THE REQUEST.
In the data that follows, count every line holding the string "date" and give the count alone.

RAW RECORDS.

▬▬▬▬▬▬▬▬▬▬

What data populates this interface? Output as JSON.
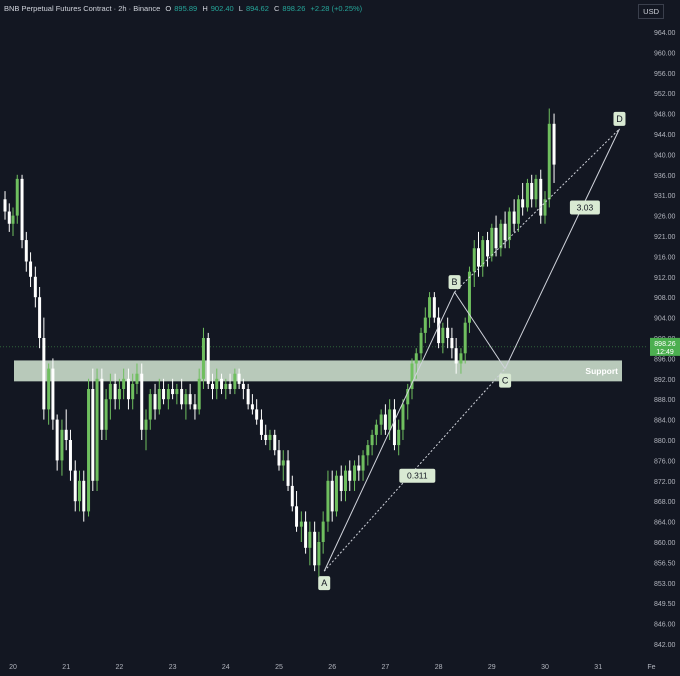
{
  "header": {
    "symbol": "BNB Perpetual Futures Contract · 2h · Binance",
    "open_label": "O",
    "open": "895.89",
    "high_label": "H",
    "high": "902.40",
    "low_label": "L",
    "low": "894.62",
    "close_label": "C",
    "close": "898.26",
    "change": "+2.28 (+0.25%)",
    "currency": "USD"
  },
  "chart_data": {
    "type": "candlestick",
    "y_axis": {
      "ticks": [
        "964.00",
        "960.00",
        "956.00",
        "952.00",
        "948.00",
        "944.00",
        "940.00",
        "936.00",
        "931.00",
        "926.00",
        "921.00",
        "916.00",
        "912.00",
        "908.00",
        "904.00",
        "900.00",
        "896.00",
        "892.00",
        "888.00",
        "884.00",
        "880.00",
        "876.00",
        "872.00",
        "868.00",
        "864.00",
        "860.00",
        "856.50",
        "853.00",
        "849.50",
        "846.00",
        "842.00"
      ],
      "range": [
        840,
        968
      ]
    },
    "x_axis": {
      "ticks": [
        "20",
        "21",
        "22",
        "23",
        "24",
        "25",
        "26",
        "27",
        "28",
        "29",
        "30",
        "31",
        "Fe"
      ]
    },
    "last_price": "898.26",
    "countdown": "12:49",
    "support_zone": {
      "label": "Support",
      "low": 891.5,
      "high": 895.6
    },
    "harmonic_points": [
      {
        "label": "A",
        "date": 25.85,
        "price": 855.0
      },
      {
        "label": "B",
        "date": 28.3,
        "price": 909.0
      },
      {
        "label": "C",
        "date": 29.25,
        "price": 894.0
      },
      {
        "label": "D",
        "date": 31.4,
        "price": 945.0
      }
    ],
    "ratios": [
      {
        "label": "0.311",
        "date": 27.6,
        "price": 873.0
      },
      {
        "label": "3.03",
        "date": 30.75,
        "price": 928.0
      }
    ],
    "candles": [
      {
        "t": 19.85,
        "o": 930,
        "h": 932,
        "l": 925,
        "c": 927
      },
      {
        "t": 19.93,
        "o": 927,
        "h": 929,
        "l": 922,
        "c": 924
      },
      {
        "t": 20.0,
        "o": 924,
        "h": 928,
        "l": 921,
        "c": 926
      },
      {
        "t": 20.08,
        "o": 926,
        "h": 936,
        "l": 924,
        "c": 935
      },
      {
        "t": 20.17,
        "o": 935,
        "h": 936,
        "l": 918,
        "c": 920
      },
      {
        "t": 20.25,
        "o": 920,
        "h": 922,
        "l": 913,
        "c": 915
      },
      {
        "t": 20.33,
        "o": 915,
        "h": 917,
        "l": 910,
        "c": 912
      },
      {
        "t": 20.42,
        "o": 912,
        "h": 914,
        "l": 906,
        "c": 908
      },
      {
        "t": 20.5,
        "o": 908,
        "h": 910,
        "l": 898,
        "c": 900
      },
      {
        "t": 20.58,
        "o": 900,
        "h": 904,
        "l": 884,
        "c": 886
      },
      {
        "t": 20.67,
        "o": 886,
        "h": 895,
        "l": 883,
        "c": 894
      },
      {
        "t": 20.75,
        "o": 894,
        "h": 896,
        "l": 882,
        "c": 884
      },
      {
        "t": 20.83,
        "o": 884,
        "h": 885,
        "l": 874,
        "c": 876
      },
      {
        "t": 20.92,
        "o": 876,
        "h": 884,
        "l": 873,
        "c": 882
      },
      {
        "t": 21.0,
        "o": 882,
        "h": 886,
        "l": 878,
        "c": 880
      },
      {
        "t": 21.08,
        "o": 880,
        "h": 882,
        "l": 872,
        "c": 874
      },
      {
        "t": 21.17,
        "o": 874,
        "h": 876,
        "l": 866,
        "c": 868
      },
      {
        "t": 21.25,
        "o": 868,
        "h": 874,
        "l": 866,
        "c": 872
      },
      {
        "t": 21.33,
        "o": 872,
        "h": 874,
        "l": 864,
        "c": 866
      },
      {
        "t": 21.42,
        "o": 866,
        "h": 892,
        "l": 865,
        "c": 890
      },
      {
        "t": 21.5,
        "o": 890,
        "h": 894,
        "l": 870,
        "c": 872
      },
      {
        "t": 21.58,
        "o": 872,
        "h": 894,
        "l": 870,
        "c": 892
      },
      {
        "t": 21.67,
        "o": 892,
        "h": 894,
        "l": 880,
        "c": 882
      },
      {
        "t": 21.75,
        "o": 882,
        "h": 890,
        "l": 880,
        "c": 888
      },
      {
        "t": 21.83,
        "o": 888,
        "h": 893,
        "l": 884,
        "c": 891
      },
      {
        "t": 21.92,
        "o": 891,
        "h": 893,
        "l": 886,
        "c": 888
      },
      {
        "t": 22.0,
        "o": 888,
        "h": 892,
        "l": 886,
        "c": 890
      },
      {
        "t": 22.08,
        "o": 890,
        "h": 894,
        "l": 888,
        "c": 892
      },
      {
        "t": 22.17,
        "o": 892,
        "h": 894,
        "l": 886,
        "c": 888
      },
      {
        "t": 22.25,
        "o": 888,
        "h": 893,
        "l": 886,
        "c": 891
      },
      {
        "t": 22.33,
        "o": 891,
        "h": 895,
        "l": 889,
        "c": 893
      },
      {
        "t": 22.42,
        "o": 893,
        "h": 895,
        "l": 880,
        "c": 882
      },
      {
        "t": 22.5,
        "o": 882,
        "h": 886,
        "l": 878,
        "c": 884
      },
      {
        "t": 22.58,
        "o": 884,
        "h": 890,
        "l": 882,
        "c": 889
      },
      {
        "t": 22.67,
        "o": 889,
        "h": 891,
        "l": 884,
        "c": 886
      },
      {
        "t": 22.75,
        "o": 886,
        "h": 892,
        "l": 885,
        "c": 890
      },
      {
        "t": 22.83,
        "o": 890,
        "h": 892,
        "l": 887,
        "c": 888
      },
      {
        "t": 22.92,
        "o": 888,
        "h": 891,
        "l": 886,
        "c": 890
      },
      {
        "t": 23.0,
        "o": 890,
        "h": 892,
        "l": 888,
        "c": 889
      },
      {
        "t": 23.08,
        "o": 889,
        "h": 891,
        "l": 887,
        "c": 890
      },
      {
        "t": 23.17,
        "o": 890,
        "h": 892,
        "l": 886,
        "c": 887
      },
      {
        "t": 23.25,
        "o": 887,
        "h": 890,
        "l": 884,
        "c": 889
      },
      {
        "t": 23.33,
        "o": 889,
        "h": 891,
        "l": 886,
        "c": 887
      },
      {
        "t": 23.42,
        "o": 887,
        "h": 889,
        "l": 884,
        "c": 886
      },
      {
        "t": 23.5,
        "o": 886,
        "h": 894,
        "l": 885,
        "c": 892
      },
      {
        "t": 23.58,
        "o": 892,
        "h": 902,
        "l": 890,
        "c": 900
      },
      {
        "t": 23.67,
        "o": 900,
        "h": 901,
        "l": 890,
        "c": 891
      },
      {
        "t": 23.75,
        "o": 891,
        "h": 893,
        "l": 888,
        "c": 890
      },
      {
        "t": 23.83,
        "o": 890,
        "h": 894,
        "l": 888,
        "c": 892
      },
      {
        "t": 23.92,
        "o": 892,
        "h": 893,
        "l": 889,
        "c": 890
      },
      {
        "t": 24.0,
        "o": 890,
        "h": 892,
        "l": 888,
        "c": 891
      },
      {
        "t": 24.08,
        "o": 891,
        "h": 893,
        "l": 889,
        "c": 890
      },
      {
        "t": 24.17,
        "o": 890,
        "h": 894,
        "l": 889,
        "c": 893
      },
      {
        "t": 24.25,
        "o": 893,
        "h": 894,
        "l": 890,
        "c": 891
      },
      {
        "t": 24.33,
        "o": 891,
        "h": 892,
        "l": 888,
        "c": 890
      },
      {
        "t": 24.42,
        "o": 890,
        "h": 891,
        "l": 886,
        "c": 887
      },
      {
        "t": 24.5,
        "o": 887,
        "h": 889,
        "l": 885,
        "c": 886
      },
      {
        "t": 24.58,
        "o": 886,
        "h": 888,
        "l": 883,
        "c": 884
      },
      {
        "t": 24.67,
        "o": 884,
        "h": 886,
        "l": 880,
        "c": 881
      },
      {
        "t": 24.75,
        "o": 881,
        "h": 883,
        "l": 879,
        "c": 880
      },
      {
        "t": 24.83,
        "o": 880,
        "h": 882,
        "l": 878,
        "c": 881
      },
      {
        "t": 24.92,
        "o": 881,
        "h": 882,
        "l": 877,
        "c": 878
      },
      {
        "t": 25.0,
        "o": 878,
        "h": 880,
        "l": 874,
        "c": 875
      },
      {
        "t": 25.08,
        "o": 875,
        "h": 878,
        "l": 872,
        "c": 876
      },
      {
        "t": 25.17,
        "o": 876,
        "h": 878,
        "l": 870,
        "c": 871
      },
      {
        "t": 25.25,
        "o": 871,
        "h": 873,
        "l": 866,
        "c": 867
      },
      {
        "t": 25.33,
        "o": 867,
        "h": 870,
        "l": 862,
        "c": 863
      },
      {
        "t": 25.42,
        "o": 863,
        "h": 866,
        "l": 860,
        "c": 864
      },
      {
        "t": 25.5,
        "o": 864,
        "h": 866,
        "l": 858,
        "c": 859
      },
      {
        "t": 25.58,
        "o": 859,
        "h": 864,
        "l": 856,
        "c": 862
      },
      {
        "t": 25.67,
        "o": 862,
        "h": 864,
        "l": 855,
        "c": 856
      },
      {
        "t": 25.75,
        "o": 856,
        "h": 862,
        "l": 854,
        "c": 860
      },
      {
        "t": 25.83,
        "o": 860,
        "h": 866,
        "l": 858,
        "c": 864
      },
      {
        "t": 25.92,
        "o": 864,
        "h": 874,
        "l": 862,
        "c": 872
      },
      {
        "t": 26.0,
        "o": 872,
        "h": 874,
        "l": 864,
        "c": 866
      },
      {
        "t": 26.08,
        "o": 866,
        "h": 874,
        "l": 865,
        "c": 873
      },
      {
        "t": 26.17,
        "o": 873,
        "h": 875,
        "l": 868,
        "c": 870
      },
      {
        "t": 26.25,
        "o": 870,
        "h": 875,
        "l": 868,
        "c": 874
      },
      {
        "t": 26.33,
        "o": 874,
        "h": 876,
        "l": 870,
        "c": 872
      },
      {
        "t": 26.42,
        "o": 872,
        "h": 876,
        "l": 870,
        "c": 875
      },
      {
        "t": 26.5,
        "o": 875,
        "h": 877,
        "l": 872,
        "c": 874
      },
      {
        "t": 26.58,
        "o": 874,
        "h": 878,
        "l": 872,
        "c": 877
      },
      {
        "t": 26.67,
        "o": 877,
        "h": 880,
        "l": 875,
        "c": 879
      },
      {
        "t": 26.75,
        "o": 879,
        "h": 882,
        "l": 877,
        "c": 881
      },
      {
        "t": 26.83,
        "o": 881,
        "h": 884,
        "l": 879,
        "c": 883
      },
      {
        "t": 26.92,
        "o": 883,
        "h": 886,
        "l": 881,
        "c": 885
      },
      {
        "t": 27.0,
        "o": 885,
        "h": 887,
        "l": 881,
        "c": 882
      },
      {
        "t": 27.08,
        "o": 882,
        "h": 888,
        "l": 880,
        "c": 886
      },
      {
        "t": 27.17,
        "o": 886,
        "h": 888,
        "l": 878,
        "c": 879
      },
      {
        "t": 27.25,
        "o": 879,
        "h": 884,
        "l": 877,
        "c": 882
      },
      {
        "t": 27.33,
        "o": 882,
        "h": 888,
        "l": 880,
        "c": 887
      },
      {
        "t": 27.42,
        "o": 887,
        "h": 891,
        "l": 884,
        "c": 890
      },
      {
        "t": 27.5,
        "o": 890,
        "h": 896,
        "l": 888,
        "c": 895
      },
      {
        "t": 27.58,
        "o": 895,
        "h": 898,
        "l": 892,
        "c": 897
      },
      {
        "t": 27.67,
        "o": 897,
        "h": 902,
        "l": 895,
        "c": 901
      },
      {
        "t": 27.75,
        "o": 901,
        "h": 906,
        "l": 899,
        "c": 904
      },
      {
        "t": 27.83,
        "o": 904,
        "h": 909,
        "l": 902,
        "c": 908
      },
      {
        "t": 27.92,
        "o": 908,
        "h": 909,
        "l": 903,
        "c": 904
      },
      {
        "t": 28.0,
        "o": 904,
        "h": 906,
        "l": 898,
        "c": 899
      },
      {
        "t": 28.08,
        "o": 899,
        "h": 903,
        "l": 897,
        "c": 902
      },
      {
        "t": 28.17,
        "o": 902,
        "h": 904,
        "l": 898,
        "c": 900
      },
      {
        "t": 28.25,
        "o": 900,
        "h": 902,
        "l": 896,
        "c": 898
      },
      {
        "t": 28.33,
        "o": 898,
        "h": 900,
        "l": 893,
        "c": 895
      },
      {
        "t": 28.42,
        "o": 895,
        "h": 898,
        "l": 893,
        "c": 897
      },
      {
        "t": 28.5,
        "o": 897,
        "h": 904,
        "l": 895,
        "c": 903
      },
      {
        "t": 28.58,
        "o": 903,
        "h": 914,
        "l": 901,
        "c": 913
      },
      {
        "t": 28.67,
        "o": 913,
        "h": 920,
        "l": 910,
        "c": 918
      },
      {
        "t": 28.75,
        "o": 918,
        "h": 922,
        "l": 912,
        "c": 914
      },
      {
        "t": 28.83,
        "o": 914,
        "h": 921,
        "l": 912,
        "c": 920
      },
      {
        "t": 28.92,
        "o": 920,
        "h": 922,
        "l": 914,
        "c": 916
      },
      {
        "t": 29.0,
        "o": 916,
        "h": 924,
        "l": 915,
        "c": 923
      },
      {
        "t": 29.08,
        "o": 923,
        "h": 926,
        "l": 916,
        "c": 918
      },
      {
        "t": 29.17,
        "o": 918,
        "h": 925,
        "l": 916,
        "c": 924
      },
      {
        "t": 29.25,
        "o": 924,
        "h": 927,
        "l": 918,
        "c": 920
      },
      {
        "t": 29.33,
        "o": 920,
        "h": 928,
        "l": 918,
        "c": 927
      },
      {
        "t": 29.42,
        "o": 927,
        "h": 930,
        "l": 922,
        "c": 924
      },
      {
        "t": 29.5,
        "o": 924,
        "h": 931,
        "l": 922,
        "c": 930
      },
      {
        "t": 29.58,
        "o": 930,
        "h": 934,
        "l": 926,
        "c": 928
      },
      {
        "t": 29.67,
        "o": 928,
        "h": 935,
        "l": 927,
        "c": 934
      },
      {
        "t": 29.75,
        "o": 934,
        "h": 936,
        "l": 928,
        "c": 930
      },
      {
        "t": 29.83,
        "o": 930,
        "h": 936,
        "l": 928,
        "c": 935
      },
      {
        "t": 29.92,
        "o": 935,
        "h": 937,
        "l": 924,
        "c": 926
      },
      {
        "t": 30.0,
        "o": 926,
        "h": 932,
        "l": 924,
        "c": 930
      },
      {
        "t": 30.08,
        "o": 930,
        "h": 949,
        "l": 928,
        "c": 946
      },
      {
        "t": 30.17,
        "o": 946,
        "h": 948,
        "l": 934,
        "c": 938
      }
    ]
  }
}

▬▬▬▬▬▬▬▬▬▬

WORKED SOLUTION.
6